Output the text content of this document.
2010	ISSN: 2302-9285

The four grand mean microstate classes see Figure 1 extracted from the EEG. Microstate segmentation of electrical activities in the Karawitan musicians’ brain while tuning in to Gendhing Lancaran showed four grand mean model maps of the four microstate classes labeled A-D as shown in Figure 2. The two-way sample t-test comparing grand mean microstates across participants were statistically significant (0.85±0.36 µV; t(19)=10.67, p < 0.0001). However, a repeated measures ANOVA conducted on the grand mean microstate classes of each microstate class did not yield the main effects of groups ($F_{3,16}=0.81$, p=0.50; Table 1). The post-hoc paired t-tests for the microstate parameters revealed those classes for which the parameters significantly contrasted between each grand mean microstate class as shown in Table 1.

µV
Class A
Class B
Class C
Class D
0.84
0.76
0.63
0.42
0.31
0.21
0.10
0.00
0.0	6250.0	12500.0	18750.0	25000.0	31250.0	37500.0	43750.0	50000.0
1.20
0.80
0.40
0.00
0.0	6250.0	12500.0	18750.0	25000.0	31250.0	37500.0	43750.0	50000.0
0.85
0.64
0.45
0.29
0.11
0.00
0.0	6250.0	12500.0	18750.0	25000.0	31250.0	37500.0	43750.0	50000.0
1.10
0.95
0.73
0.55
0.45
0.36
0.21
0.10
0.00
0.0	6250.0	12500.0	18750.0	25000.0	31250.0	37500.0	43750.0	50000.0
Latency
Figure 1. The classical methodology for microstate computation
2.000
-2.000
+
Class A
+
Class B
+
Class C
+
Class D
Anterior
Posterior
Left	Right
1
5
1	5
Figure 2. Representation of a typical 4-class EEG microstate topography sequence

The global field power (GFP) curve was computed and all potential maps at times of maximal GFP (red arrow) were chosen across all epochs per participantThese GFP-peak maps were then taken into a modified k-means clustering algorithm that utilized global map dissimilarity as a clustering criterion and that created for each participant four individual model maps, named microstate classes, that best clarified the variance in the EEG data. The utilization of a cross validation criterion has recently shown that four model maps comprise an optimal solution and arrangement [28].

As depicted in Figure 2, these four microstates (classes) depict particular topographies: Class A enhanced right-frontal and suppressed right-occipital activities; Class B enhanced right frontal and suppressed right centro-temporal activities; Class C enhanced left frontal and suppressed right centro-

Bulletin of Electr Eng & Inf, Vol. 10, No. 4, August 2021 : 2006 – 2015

Directions —
Set down all of the entries exactly, please.

Answer to this problem —
Output the text content of this document.
2010	ISSN: 2302-9285

The four grand mean microstate classes see Figure 1 extracted from the EEG. Microstate segmentation of electrical activities in the Karawitan musicians’ brain while tuning in to Gendhing Lancaran showed four grand mean model maps of the four microstate classes labeled A-D as shown in Figure 2. The two-way sample t-test comparing grand mean microstates across participants were statistically significant (0.85±0.36 µV; t(19)=10.67, p < 0.0001). However, a repeated measures ANOVA conducted on the grand mean microstate classes of each microstate class did not yield the main effects of groups ($F_{3,16}=0.81$, p=0.50; Table 1). The post-hoc paired t-tests for the microstate parameters revealed those classes for which the parameters significantly contrasted between each grand mean microstate class as shown in Table 1.

µV
Class A
Class B
Class C
Class D
0.84
0.76
0.63
0.42
0.31
0.21
0.10
0.00
0.0	6250.0	12500.0	18750.0	25000.0	31250.0	37500.0	43750.0	50000.0
1.20
0.80
0.40
0.00
0.0	6250.0	12500.0	18750.0	25000.0	31250.0	37500.0	43750.0	50000.0
0.85
0.64
0.45
0.29
0.11
0.00
0.0	6250.0	12500.0	18750.0	25000.0	31250.0	37500.0	43750.0	50000.0
1.10
0.95
0.73
0.55
0.45
0.36
0.21
0.10
0.00
0.0	6250.0	12500.0	18750.0	25000.0	31250.0	37500.0	43750.0	50000.0
Latency
Figure 1. The classical methodology for microstate computation
2.000
-2.000
+
Class A
+
Class B
+
Class C
+
Class D
Anterior
Posterior
Left	Right
1
5
1	5
Figure 2. Representation of a typical 4-class EEG microstate topography sequence

The global field power (GFP) curve was computed and all potential maps at times of maximal GFP (red arrow) were chosen across all epochs per participantThese GFP-peak maps were then taken into a modified k-means clustering algorithm that utilized global map dissimilarity as a clustering criterion and that created for each participant four individual model maps, named microstate classes, that best clarified the variance in the EEG data. The utilization of a cross validation criterion has recently shown that four model maps comprise an optimal solution and arrangement [28].

As depicted in Figure 2, these four microstates (classes) depict particular topographies: Class A enhanced right-frontal and suppressed right-occipital activities; Class B enhanced right frontal and suppressed right centro-temporal activities; Class C enhanced left frontal and suppressed right centro-

Bulletin of Electr Eng & Inf, Vol. 10, No. 4, August 2021 : 2006 – 2015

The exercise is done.